Task requirements: Images are excluded; otherwise, output every record exactly.

Collected data entries:
----------------

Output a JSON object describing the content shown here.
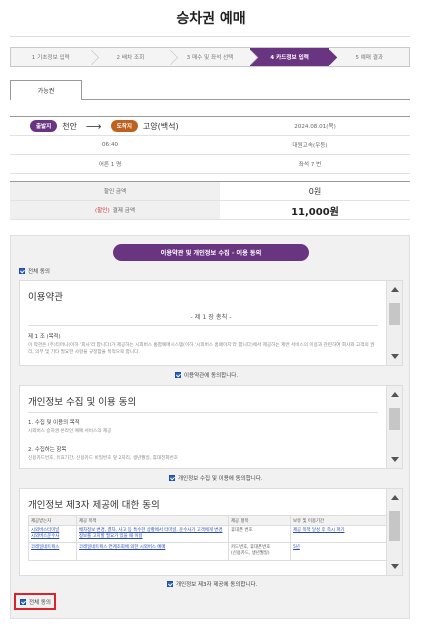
{
  "page": {
    "title": "승차권 예매"
  },
  "steps": [
    {
      "label": "1 기초정보 입력",
      "active": false
    },
    {
      "label": "2 배차 조회",
      "active": false
    },
    {
      "label": "3 매수 및 좌석 선택",
      "active": false
    },
    {
      "label": "4 카드정보 입력",
      "active": true
    },
    {
      "label": "5 예매 결과",
      "active": false
    }
  ],
  "tab": {
    "label": "가능권"
  },
  "trip": {
    "departure_badge": "출발지",
    "departure": "천안",
    "arrow": "⟶",
    "arrival_badge": "도착지",
    "arrival": "고양(백석)",
    "date": "2024.08.01(목)",
    "time": "06:40",
    "bus": "대원고속(우등)",
    "passengers": "어른 1 명",
    "seat": "좌석 7 번"
  },
  "payment": {
    "discount_label": "할인 금액",
    "discount_value": "0원",
    "total_tag": "(할인)",
    "total_label": "결제 금액",
    "total_value": "11,000원"
  },
  "agreement": {
    "title_button": "이용약관 및 개인정보 수집 · 이용 동의",
    "all_agree": "전체 동의",
    "terms": {
      "heading": "이용약관",
      "chapter": "- 제 1 장 총칙 -",
      "article": "제 1 조 (목적)",
      "body": "이 약관은 (주)티머니(이하 '회사'라 합니다)가 제공하는 시외버스 통합예매시스템(이하 '시외버스 홈페이지'라 합니다)에서 제공하는 제반 서비스의 이용과 관련하여 회사와 고객의 권리, 의무 및 기타 필요한 사항을 규정함을 목적으로 합니다.",
      "check_label": "이용약관에 동의합니다."
    },
    "privacy": {
      "heading": "개인정보 수집 및 이용 동의",
      "item1": "1. 수집 및 이용의 목적",
      "item1_text": "시외버스 승차권 온라인 예매 서비스의 제공",
      "item2": "2. 수집하는 항목",
      "item2_text": "신용카드번호, 유효기간, 신용카드 비밀번호 앞 2자리, 생년월일, 휴대전화번호",
      "check_label": "개인정보 수집 및 이용에 동의합니다."
    },
    "third_party": {
      "heading": "개인정보 제3자 제공에 대한 동의",
      "headers": [
        "제공받는자",
        "제공 목적",
        "제공 항목",
        "보유 및 이용기간"
      ],
      "rows": [
        [
          "시외버스터미널\n시외버스운수사",
          "배차정보 변경, 결차, 사고 등 특수한 상황에서 터미널, 운수사가 고객에게 변경 정보를 고지할 필요가 있을 때 이용",
          "휴대폰 번호",
          "제공 목적 달성 후 즉시 파기"
        ],
        [
          "코레일네트웍스",
          "코레일네트웍스 연계조회에 의한 시외버스 예매",
          "카드번호, 휴대폰번호\n(신용카드, 생년월일)",
          "5년"
        ]
      ],
      "check_label": "개인정보 제3자 제공에 동의합니다."
    },
    "bottom_all_agree": "전체 동의"
  }
}
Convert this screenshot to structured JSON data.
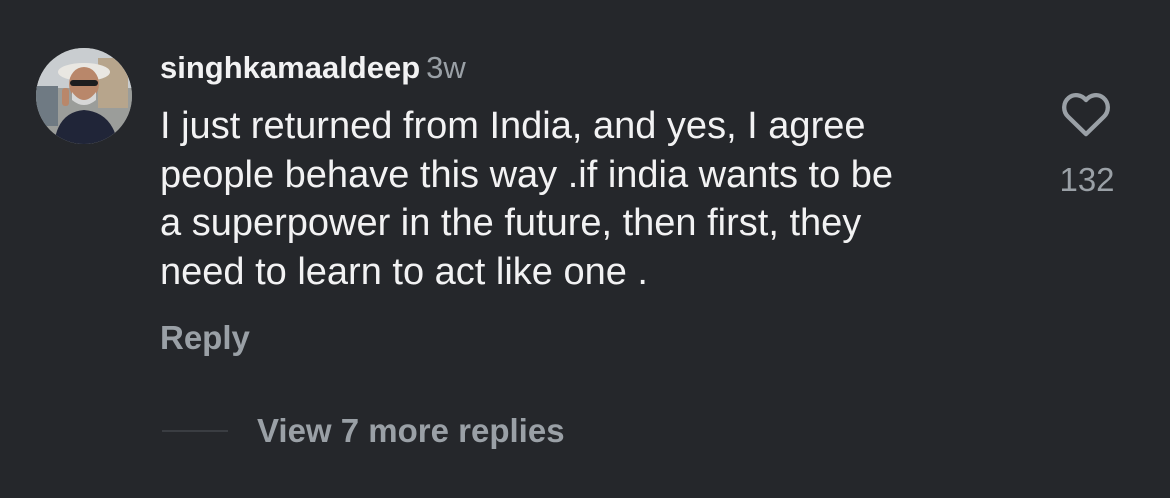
{
  "comment": {
    "username": "singhkamaaldeep",
    "timestamp": "3w",
    "text_lines": [
      "I just returned from India, and yes, I agree",
      "people behave this way .if india wants to be",
      "a superpower in the future, then first, they",
      "need to learn to act like one ."
    ],
    "reply_label": "Reply",
    "like_count": "132",
    "view_replies_label": "View 7 more replies"
  },
  "icons": {
    "like": "heart-outline-icon",
    "avatar": "profile-avatar"
  },
  "colors": {
    "background": "#25272b",
    "primary_text": "#f2f2f3",
    "secondary_text": "#9aa0a6"
  }
}
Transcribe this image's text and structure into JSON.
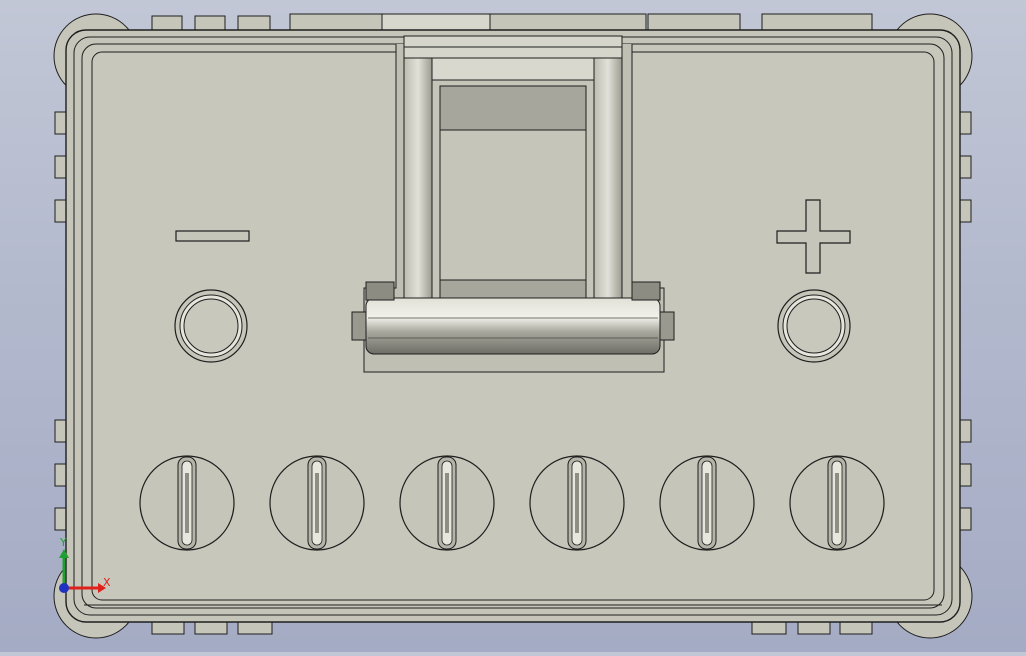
{
  "viewport": {
    "background_top": "#c2c7d6",
    "background_bottom": "#a4abc4"
  },
  "model": {
    "body_color": "#c6c5b9",
    "outline_color": "#1e1e1e",
    "negative_terminal_symbol": "minus",
    "positive_terminal_symbol": "plus",
    "terminal_count": 2,
    "vent_cap_count": 6
  },
  "triad": {
    "x_label": "X",
    "y_label": "Y",
    "x_color": "#e0201a",
    "y_color": "#20a030",
    "z_color": "#2030c0"
  }
}
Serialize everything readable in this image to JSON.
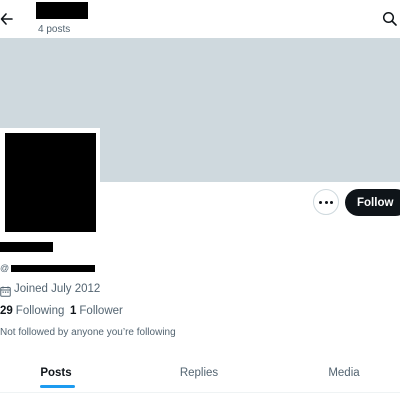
{
  "header": {
    "posts_count": "4 posts"
  },
  "profile": {
    "at_sign": "@",
    "joined": "Joined July 2012",
    "following_count": "29",
    "following_label": "Following",
    "followers_count": "1",
    "followers_label": "Follower",
    "followed_note": "Not followed by anyone you’re following"
  },
  "actions": {
    "follow_label": "Follow"
  },
  "tabs": [
    {
      "label": "Posts",
      "active": true
    },
    {
      "label": "Replies",
      "active": false
    },
    {
      "label": "Media",
      "active": false
    }
  ],
  "colors": {
    "banner": "#cfd9de",
    "follow_button": "#0f1419",
    "active_tab_indicator": "#1d9bf0",
    "secondary_text": "#536471"
  },
  "icons": {
    "back": "back-arrow-icon",
    "search": "search-icon",
    "more": "more-dots-icon",
    "calendar": "calendar-icon"
  }
}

----------------

Output of the task:
Output a JSON object describing the content shown here.
{
  "page": {
    "title": "승차권 예매"
  },
  "steps": [
    {
      "label": "1 기초정보 입력",
      "active": false
    },
    {
      "label": "2 배차 조회",
      "active": false
    },
    {
      "label": "3 매수 및 좌석 선택",
      "active": false
    },
    {
      "label": "4 카드정보 입력",
      "active": true
    },
    {
      "label": "5 예매 결과",
      "active": false
    }
  ],
  "tab": {
    "label": "가능권"
  },
  "trip": {
    "departure_badge": "출발지",
    "departure": "천안",
    "arrow": "⟶",
    "arrival_badge": "도착지",
    "arrival": "고양(백석)",
    "date": "2024.08.01(목)",
    "time": "06:40",
    "bus": "대원고속(우등)",
    "passengers": "어른 1 명",
    "seat": "좌석 7 번"
  },
  "payment": {
    "discount_label": "할인 금액",
    "discount_value": "0원",
    "total_tag": "(할인)",
    "total_label": "결제 금액",
    "total_value": "11,000원"
  },
  "agreement": {
    "title_button": "이용약관 및 개인정보 수집 · 이용 동의",
    "all_agree": "전체 동의",
    "terms": {
      "heading": "이용약관",
      "chapter": "- 제 1 장 총칙 -",
      "article": "제 1 조 (목적)",
      "body": "이 약관은 (주)티머니(이하 '회사'라 합니다)가 제공하는 시외버스 통합예매시스템(이하 '시외버스 홈페이지'라 합니다)에서 제공하는 제반 서비스의 이용과 관련하여 회사와 고객의 권리, 의무 및 기타 필요한 사항을 규정함을 목적으로 합니다.",
      "check_label": "이용약관에 동의합니다."
    },
    "privacy": {
      "heading": "개인정보 수집 및 이용 동의",
      "item1": "1. 수집 및 이용의 목적",
      "item1_text": "시외버스 승차권 온라인 예매 서비스의 제공",
      "item2": "2. 수집하는 항목",
      "item2_text": "신용카드번호, 유효기간, 신용카드 비밀번호 앞 2자리, 생년월일, 휴대전화번호",
      "check_label": "개인정보 수집 및 이용에 동의합니다."
    },
    "third_party": {
      "heading": "개인정보 제3자 제공에 대한 동의",
      "headers": [
        "제공받는자",
        "제공 목적",
        "제공 항목",
        "보유 및 이용기간"
      ],
      "rows": [
        [
          "시외버스터미널\n시외버스운수사",
          "배차정보 변경, 결차, 사고 등 특수한 상황에서 터미널, 운수사가 고객에게 변경 정보를 고지할 필요가 있을 때 이용",
          "휴대폰 번호",
          "제공 목적 달성 후 즉시 파기"
        ],
        [
          "코레일네트웍스",
          "코레일네트웍스 연계조회에 의한 시외버스 예매",
          "카드번호, 휴대폰번호\n(신용카드, 생년월일)",
          "5년"
        ]
      ],
      "check_label": "개인정보 제3자 제공에 동의합니다."
    },
    "bottom_all_agree": "전체 동의"
  }
}
Convert this screenshot to structured JSON data.
{
  "comment": {
    "username": "singhkamaaldeep",
    "timestamp": "3w",
    "text_lines": [
      "I just returned from India, and yes, I agree",
      "people behave this way .if india wants to be",
      "a superpower in the future, then first, they",
      "need to learn to act like one ."
    ],
    "reply_label": "Reply",
    "like_count": "132",
    "view_replies_label": "View 7 more replies"
  },
  "icons": {
    "like": "heart-outline-icon",
    "avatar": "profile-avatar"
  },
  "colors": {
    "background": "#25272b",
    "primary_text": "#f2f2f3",
    "secondary_text": "#9aa0a6"
  }
}
Transcribe this image's text and structure into JSON.
{
  "viewport": {
    "background_top": "#c2c7d6",
    "background_bottom": "#a4abc4"
  },
  "model": {
    "body_color": "#c6c5b9",
    "outline_color": "#1e1e1e",
    "negative_terminal_symbol": "minus",
    "positive_terminal_symbol": "plus",
    "terminal_count": 2,
    "vent_cap_count": 6
  },
  "triad": {
    "x_label": "X",
    "y_label": "Y",
    "x_color": "#e0201a",
    "y_color": "#20a030",
    "z_color": "#2030c0"
  }
}
Serialize everything readable in this image to JSON.
{
  "header": {
    "posts_count": "4 posts"
  },
  "profile": {
    "at_sign": "@",
    "joined": "Joined July 2012",
    "following_count": "29",
    "following_label": "Following",
    "followers_count": "1",
    "followers_label": "Follower",
    "followed_note": "Not followed by anyone you’re following"
  },
  "actions": {
    "follow_label": "Follow"
  },
  "tabs": [
    {
      "label": "Posts",
      "active": true
    },
    {
      "label": "Replies",
      "active": false
    },
    {
      "label": "Media",
      "active": false
    }
  ],
  "colors": {
    "banner": "#cfd9de",
    "follow_button": "#0f1419",
    "active_tab_indicator": "#1d9bf0",
    "secondary_text": "#536471"
  },
  "icons": {
    "back": "back-arrow-icon",
    "search": "search-icon",
    "more": "more-dots-icon",
    "calendar": "calendar-icon"
  }
}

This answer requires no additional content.